▶ [Task details]
In the entries below, locate the line with "Serialize everything readable", then give again that line and all lines after it, exactly, with pictures omitted.
-- START Data supplied --
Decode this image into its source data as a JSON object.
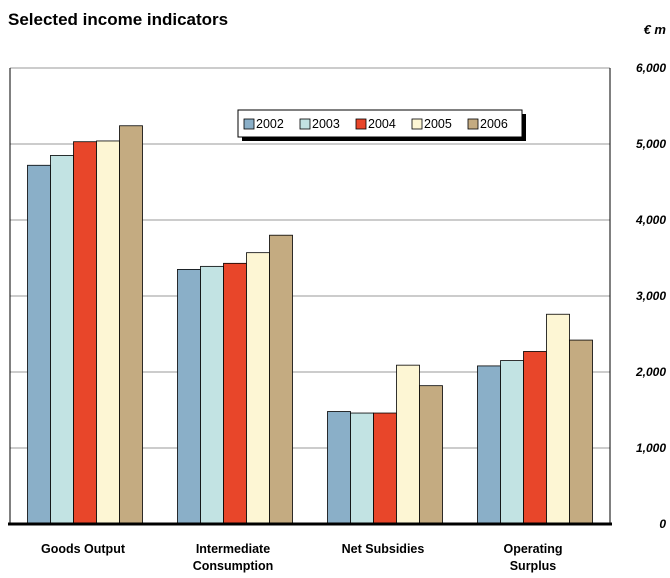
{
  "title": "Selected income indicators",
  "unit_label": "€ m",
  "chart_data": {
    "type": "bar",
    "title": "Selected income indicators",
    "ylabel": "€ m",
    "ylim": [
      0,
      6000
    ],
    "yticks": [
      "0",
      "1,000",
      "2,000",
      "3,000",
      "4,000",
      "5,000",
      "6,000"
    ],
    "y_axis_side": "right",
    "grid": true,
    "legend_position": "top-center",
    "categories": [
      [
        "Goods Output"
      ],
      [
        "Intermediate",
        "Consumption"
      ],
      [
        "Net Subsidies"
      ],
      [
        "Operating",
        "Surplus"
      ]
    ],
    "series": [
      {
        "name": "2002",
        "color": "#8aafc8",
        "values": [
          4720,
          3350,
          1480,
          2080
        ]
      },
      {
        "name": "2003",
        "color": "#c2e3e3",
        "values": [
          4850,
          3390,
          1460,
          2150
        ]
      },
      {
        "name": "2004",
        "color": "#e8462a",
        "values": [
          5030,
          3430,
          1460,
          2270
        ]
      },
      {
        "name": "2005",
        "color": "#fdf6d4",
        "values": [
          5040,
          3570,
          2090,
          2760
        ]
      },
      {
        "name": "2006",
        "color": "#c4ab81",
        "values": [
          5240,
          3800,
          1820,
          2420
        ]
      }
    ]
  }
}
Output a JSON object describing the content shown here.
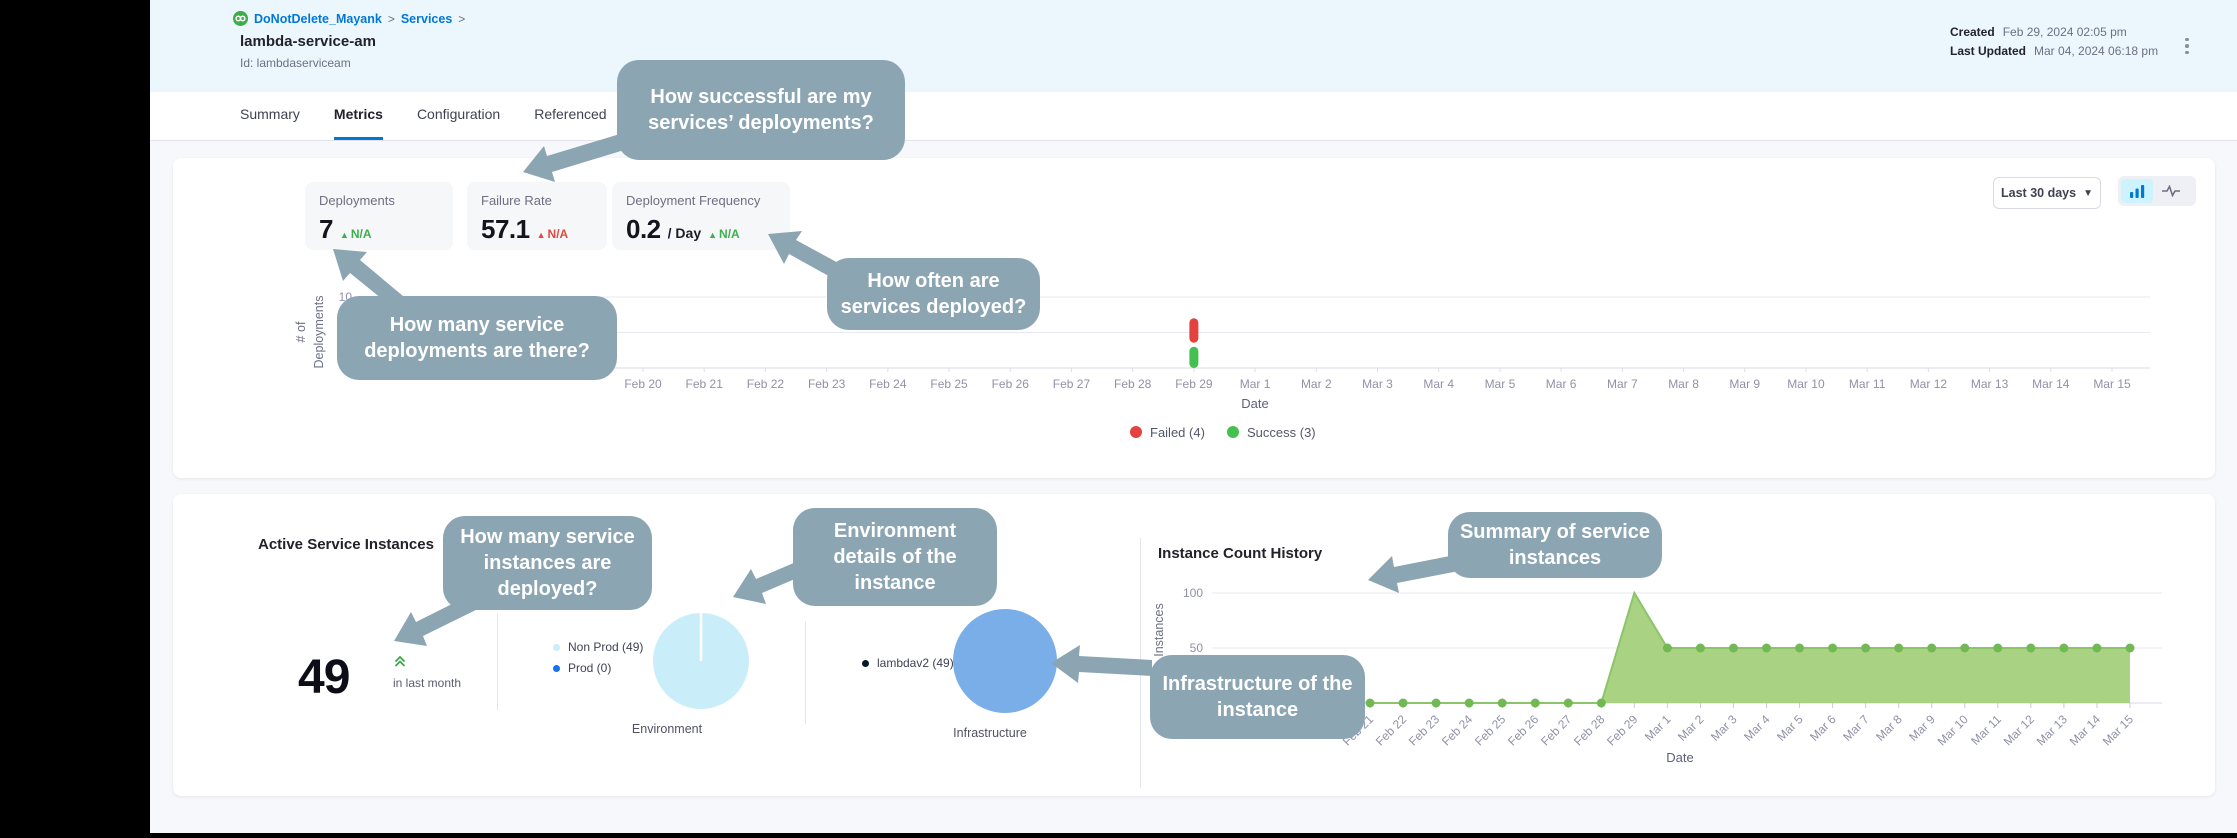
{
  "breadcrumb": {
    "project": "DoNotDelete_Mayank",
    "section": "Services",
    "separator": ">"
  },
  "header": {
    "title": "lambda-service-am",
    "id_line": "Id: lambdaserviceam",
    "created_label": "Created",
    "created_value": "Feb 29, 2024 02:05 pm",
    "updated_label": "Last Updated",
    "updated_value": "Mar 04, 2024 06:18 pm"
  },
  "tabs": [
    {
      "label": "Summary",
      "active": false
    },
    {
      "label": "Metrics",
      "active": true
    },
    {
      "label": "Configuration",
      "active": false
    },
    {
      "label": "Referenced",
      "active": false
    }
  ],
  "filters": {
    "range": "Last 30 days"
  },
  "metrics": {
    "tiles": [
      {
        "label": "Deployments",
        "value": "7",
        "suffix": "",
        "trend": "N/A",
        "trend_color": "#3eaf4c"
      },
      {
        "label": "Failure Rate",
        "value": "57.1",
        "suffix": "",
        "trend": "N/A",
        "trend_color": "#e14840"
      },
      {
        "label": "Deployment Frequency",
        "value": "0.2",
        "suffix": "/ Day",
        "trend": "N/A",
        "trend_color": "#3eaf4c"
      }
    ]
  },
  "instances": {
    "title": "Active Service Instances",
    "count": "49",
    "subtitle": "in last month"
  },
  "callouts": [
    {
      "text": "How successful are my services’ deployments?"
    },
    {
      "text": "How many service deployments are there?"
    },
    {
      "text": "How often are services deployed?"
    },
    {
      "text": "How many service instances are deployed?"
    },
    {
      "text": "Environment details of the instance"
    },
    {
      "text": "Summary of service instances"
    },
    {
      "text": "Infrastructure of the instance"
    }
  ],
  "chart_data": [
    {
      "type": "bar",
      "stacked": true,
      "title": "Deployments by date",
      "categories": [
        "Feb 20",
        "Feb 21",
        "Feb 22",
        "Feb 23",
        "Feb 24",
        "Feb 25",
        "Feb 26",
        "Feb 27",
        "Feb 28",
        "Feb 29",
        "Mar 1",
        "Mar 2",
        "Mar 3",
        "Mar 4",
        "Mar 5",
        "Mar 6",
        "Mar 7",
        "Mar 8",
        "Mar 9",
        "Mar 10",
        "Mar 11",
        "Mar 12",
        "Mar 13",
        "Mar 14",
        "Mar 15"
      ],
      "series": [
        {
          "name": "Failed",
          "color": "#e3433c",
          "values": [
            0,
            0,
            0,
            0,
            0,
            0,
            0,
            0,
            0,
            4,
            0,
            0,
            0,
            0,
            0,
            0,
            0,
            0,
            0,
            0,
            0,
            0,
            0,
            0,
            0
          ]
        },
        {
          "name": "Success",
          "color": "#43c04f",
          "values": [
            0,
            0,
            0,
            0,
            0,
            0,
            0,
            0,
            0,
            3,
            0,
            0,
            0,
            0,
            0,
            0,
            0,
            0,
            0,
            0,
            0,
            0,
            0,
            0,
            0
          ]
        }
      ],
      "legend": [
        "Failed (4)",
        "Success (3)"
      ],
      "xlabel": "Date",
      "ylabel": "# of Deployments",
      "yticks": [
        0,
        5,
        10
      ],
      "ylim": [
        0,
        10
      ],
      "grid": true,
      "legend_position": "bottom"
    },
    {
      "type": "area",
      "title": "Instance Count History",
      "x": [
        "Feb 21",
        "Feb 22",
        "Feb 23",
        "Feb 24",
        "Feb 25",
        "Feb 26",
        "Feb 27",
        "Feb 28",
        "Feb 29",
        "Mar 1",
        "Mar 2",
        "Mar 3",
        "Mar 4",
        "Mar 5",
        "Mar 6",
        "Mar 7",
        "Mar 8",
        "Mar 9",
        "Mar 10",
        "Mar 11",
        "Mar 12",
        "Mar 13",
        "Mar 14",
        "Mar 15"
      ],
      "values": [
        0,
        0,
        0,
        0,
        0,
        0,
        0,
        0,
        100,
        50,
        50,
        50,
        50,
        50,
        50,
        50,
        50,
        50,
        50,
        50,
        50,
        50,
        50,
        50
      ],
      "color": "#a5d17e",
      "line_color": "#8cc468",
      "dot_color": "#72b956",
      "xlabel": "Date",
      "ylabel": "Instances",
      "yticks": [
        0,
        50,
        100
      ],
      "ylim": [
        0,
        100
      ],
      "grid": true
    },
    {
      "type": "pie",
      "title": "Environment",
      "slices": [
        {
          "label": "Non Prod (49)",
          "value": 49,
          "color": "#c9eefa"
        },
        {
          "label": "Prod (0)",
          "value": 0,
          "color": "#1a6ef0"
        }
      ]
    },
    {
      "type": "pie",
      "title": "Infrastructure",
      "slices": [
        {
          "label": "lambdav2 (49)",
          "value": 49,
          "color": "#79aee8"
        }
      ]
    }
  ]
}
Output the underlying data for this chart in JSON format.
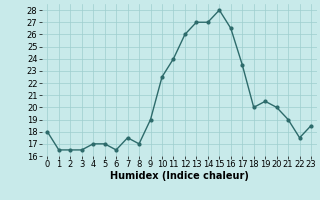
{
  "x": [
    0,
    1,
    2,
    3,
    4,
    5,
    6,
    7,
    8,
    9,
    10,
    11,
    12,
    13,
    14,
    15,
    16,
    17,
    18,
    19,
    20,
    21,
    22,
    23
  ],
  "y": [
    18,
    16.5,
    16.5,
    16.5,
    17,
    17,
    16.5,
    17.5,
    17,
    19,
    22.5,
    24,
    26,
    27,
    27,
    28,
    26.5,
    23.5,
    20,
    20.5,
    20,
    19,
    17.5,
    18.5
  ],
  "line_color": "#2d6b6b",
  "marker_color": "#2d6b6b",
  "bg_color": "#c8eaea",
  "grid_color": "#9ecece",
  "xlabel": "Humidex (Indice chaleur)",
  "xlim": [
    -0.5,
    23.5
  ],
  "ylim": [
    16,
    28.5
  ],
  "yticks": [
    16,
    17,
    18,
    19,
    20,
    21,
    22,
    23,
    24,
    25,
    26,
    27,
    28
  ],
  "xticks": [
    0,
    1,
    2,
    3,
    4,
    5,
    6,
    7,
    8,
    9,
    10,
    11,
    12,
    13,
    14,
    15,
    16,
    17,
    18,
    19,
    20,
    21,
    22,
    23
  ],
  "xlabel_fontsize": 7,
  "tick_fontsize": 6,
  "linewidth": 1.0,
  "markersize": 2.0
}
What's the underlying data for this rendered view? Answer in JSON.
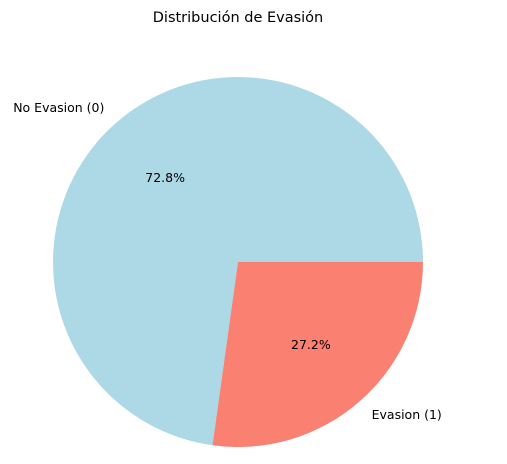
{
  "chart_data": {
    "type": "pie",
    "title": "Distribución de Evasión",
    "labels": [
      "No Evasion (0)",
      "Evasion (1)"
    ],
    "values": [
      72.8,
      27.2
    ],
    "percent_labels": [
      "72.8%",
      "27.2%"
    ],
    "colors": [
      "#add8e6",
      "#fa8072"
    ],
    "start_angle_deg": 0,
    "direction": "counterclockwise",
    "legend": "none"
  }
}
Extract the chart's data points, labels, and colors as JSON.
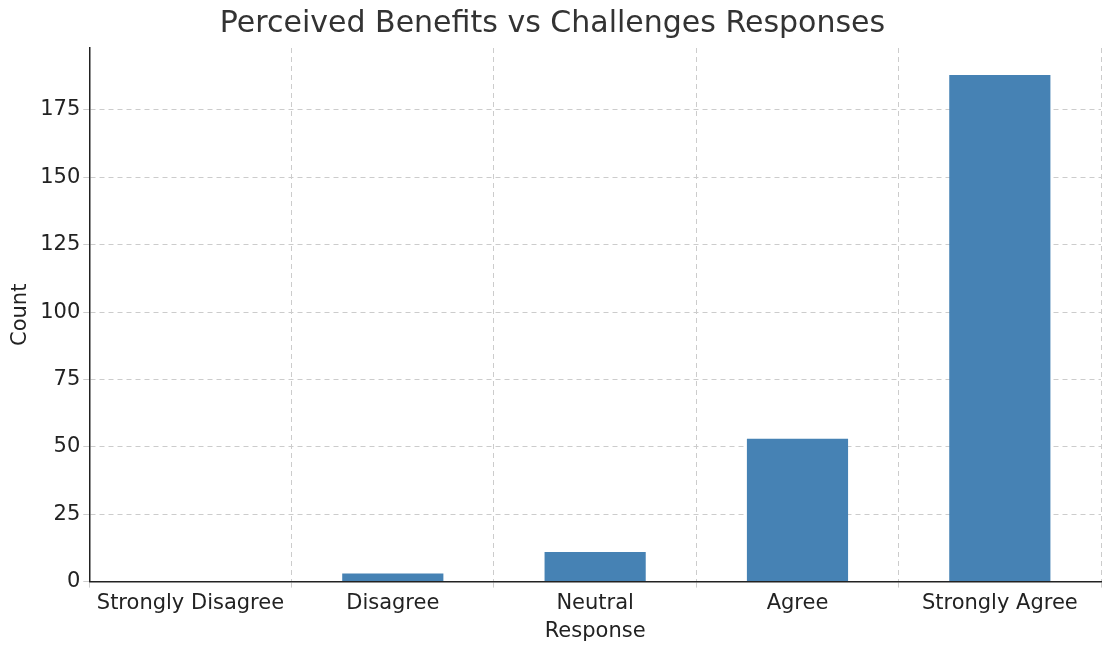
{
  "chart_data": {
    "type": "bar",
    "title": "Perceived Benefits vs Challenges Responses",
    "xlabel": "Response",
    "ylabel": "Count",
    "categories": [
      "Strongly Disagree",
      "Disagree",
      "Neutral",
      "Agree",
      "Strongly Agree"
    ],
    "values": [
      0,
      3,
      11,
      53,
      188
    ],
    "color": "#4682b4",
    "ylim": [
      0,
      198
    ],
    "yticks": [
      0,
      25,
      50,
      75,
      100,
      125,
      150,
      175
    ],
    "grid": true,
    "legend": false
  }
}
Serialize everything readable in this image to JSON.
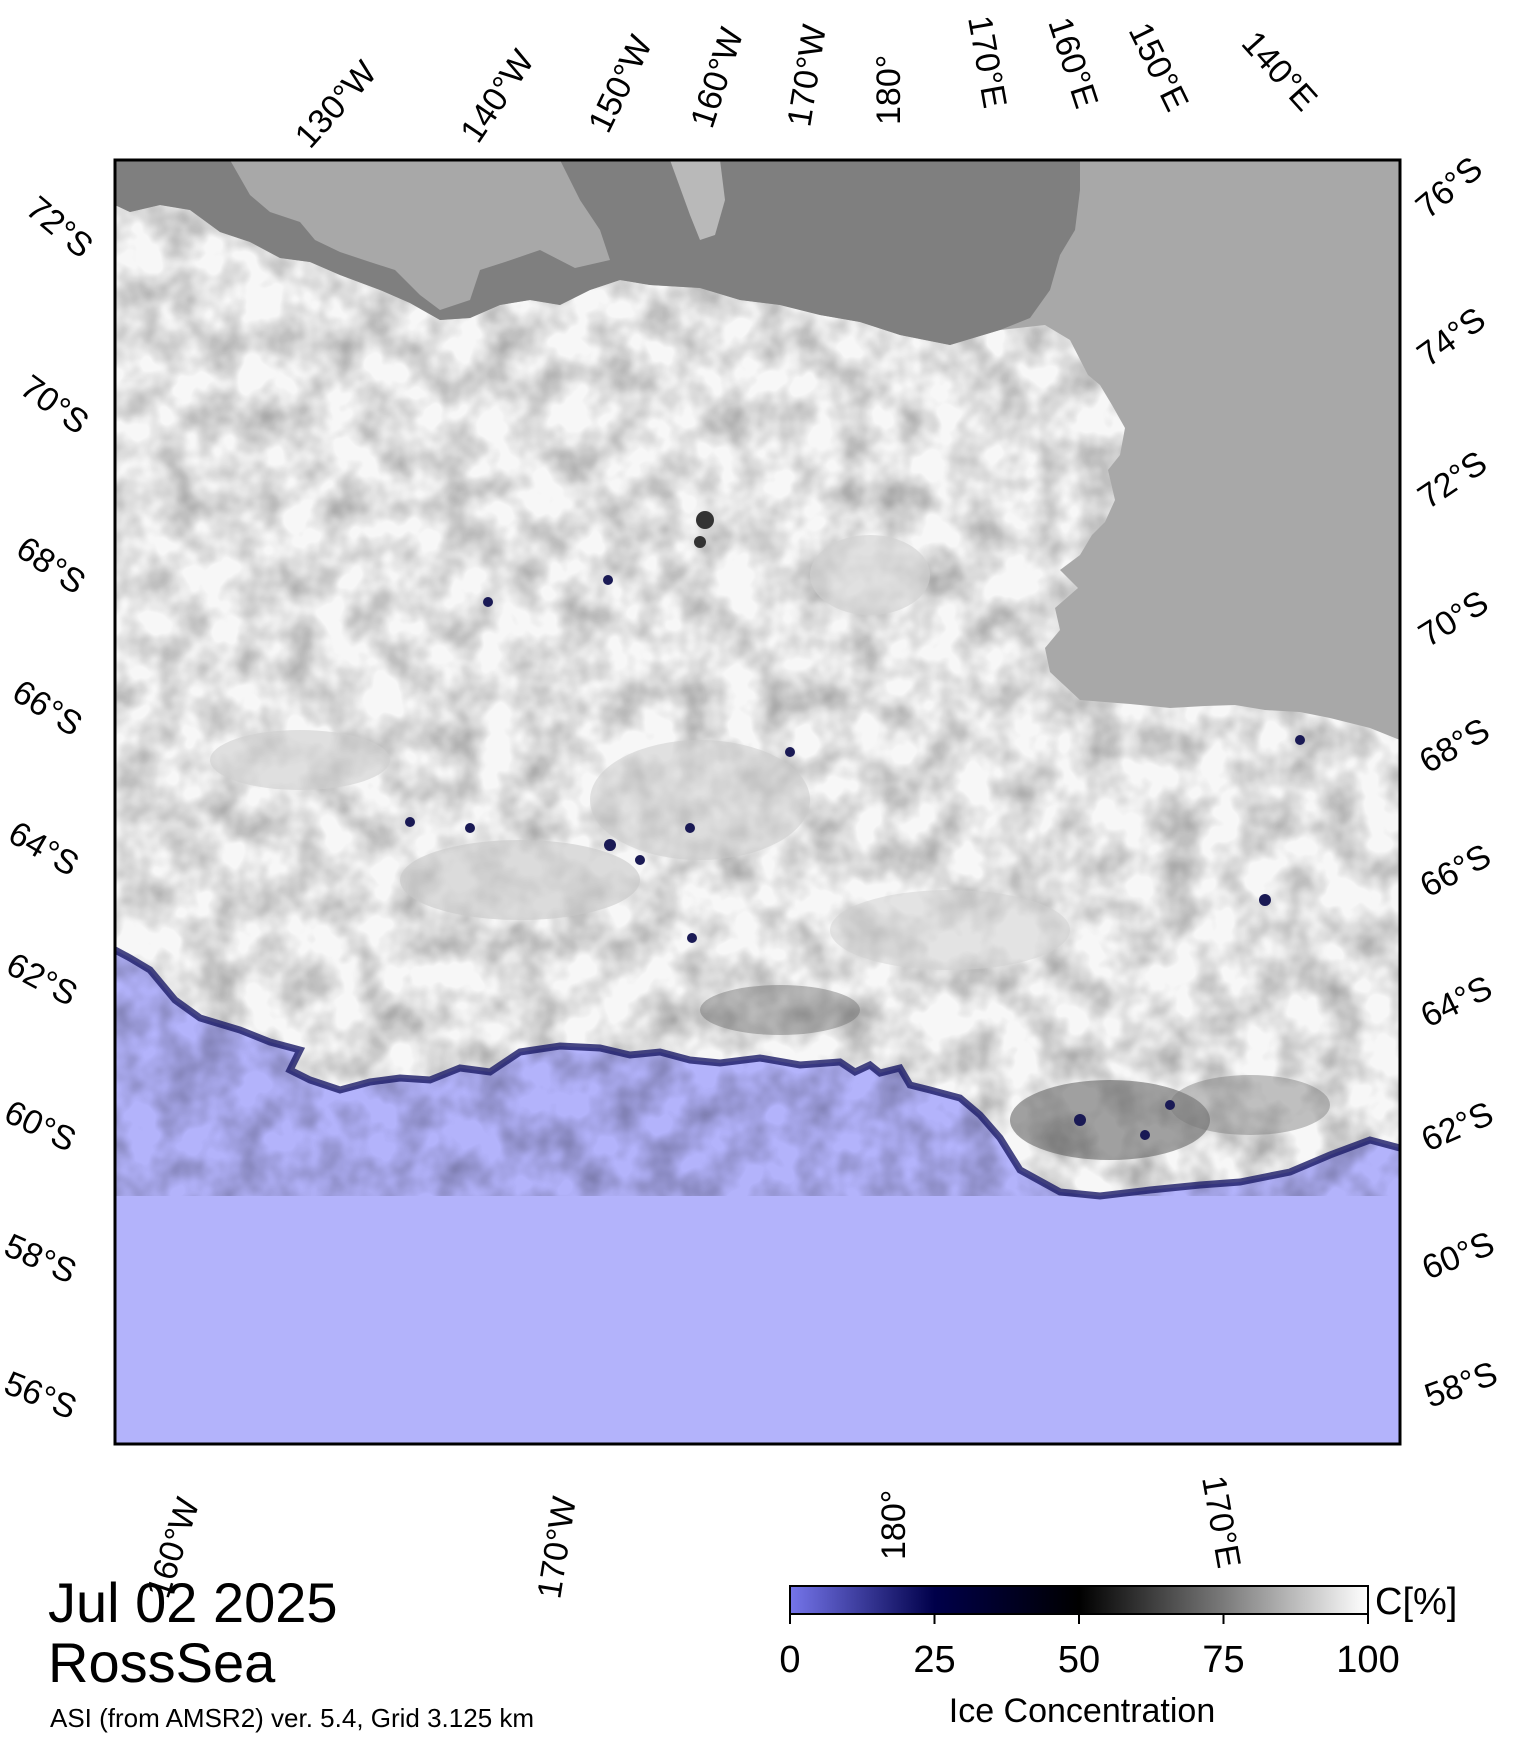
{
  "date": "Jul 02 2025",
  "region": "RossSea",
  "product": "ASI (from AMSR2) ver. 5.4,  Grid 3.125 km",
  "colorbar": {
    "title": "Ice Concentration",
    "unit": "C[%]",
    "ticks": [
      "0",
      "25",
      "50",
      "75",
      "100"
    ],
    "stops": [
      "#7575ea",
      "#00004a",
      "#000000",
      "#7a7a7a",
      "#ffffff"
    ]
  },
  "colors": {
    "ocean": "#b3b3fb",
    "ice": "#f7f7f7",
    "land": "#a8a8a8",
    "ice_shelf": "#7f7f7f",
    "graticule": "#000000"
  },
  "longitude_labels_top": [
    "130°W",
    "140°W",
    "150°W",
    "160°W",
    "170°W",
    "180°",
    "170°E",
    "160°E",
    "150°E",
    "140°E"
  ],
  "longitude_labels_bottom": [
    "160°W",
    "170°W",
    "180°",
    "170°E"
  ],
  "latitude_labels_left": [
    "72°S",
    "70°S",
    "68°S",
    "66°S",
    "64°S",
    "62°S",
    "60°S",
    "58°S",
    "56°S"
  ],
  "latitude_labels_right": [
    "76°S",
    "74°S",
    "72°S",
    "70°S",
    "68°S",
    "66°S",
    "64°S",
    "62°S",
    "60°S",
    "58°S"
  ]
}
-- END Data supplied --
▶ [Finished answer]
Serialize everything readable in this image to JSON.
{
  "date": "Jul 02 2025",
  "region": "RossSea",
  "product": "ASI (from AMSR2) ver. 5.4,  Grid 3.125 km",
  "colorbar": {
    "title": "Ice Concentration",
    "unit": "C[%]",
    "ticks": [
      "0",
      "25",
      "50",
      "75",
      "100"
    ],
    "stops": [
      "#7575ea",
      "#00004a",
      "#000000",
      "#7a7a7a",
      "#ffffff"
    ]
  },
  "colors": {
    "ocean": "#b3b3fb",
    "ice": "#f7f7f7",
    "land": "#a8a8a8",
    "ice_shelf": "#7f7f7f",
    "graticule": "#000000"
  },
  "longitude_labels_top": [
    "130°W",
    "140°W",
    "150°W",
    "160°W",
    "170°W",
    "180°",
    "170°E",
    "160°E",
    "150°E",
    "140°E"
  ],
  "longitude_labels_bottom": [
    "160°W",
    "170°W",
    "180°",
    "170°E"
  ],
  "latitude_labels_left": [
    "72°S",
    "70°S",
    "68°S",
    "66°S",
    "64°S",
    "62°S",
    "60°S",
    "58°S",
    "56°S"
  ],
  "latitude_labels_right": [
    "76°S",
    "74°S",
    "72°S",
    "70°S",
    "68°S",
    "66°S",
    "64°S",
    "62°S",
    "60°S",
    "58°S"
  ]
}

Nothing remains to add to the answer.